**Written problem**
Print exactly the lines from the one containing "Transcribe the text in this document." through the last line of the listing, both included.

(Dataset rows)

┌──

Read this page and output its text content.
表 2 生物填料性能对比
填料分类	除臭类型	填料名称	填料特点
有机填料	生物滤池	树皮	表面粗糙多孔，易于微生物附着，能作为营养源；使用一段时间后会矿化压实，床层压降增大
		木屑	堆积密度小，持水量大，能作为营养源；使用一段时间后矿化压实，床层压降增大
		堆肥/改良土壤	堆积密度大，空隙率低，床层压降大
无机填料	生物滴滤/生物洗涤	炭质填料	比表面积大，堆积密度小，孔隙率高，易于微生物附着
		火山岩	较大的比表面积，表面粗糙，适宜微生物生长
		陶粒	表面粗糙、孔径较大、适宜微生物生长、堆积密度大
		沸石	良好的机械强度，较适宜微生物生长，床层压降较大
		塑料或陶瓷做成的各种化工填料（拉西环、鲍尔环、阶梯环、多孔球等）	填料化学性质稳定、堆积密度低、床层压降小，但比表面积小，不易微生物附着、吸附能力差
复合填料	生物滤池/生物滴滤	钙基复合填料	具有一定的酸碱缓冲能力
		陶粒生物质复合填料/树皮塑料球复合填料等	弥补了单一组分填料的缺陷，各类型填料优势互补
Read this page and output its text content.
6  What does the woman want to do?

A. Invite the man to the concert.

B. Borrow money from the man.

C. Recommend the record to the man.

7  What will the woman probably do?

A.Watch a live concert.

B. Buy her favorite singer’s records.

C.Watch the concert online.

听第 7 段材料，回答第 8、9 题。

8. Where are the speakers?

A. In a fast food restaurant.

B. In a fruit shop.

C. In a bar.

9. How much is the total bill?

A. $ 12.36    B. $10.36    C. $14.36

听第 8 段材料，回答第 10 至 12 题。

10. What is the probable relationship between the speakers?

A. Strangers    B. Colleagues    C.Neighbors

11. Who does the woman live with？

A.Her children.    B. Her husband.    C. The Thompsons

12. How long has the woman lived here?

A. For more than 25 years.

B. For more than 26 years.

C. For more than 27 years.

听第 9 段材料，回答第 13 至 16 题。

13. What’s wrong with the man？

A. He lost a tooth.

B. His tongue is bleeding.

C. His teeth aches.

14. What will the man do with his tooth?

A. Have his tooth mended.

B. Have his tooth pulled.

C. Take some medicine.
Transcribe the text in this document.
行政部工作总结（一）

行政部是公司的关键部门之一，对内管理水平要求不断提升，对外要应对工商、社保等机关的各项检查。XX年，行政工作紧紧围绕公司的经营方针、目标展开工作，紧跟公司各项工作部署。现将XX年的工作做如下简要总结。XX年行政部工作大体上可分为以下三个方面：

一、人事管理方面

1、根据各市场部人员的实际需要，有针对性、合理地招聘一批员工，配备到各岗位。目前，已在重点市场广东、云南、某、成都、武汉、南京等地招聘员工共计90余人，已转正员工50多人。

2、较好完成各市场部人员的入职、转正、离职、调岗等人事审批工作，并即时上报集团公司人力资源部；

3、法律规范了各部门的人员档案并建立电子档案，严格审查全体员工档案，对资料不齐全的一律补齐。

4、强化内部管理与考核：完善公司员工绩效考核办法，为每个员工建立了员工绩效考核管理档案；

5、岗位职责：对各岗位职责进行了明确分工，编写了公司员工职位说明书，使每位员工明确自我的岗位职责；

└──

**The answer**
Transcribe the text in this document.
行政部工作总结（一）

行政部是公司的关键部门之一，对内管理水平要求不断提升，对外要应对工商、社保等机关的各项检查。XX年，行政工作紧紧围绕公司的经营方针、目标展开工作，紧跟公司各项工作部署。现将XX年的工作做如下简要总结。XX年行政部工作大体上可分为以下三个方面：

一、人事管理方面

1、根据各市场部人员的实际需要，有针对性、合理地招聘一批员工，配备到各岗位。目前，已在重点市场广东、云南、某、成都、武汉、南京等地招聘员工共计90余人，已转正员工50多人。

2、较好完成各市场部人员的入职、转正、离职、调岗等人事审批工作，并即时上报集团公司人力资源部；

3、法律规范了各部门的人员档案并建立电子档案，严格审查全体员工档案，对资料不齐全的一律补齐。

4、强化内部管理与考核：完善公司员工绩效考核办法，为每个员工建立了员工绩效考核管理档案；

5、岗位职责：对各岗位职责进行了明确分工，编写了公司员工职位说明书，使每位员工明确自我的岗位职责；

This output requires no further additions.